-- BEGIN --
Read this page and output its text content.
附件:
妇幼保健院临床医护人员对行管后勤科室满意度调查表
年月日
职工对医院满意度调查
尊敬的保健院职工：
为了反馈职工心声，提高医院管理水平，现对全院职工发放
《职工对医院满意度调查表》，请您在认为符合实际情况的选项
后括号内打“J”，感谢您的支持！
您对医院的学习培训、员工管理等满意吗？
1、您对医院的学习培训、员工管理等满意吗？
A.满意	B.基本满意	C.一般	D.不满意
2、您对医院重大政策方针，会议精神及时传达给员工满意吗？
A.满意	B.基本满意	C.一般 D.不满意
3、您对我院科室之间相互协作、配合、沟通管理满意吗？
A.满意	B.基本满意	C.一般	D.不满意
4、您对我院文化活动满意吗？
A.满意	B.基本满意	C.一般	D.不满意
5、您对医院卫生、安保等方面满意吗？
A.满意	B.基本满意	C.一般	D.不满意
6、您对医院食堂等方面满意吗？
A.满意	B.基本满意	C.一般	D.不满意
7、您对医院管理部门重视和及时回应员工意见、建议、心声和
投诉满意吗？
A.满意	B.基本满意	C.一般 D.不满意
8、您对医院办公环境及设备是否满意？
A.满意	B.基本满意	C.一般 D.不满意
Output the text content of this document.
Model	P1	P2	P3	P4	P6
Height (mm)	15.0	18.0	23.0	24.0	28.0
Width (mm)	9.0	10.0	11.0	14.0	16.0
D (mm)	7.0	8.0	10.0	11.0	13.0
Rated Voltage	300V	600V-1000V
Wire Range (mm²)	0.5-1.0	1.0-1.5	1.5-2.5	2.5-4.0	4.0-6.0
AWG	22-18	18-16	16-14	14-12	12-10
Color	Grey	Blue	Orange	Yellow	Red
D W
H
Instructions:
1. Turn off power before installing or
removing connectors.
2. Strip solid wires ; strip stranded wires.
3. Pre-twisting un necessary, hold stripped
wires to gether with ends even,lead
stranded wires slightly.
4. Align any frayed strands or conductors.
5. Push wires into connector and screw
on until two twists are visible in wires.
-- END --
» **GIVEN REQUEST**: Copy all of the data. Keep every word exactly as it is.

» **RESULT FOR THIS TASK**:
Read this page and output its text content.
附件:
妇幼保健院临床医护人员对行管后勤科室满意度调查表
年月日
职工对医院满意度调查
尊敬的保健院职工：
为了反馈职工心声，提高医院管理水平，现对全院职工发放
《职工对医院满意度调查表》，请您在认为符合实际情况的选项
后括号内打“J”，感谢您的支持！
您对医院的学习培训、员工管理等满意吗？
1、您对医院的学习培训、员工管理等满意吗？
A.满意	B.基本满意	C.一般	D.不满意
2、您对医院重大政策方针，会议精神及时传达给员工满意吗？
A.满意	B.基本满意	C.一般 D.不满意
3、您对我院科室之间相互协作、配合、沟通管理满意吗？
A.满意	B.基本满意	C.一般	D.不满意
4、您对我院文化活动满意吗？
A.满意	B.基本满意	C.一般	D.不满意
5、您对医院卫生、安保等方面满意吗？
A.满意	B.基本满意	C.一般	D.不满意
6、您对医院食堂等方面满意吗？
A.满意	B.基本满意	C.一般	D.不满意
7、您对医院管理部门重视和及时回应员工意见、建议、心声和
投诉满意吗？
A.满意	B.基本满意	C.一般 D.不满意
8、您对医院办公环境及设备是否满意？
A.满意	B.基本满意	C.一般 D.不满意
Output the text content of this document.
Model	P1	P2	P3	P4	P6
Height (mm)	15.0	18.0	23.0	24.0	28.0
Width (mm)	9.0	10.0	11.0	14.0	16.0
D (mm)	7.0	8.0	10.0	11.0	13.0
Rated Voltage	300V	600V-1000V
Wire Range (mm²)	0.5-1.0	1.0-1.5	1.5-2.5	2.5-4.0	4.0-6.0
AWG	22-18	18-16	16-14	14-12	12-10
Color	Grey	Blue	Orange	Yellow	Red
D W
H
Instructions:
1. Turn off power before installing or
removing connectors.
2. Strip solid wires ; strip stranded wires.
3. Pre-twisting un necessary, hold stripped
wires to gether with ends even,lead
stranded wires slightly.
4. Align any frayed strands or conductors.
5. Push wires into connector and screw
on until two twists are visible in wires.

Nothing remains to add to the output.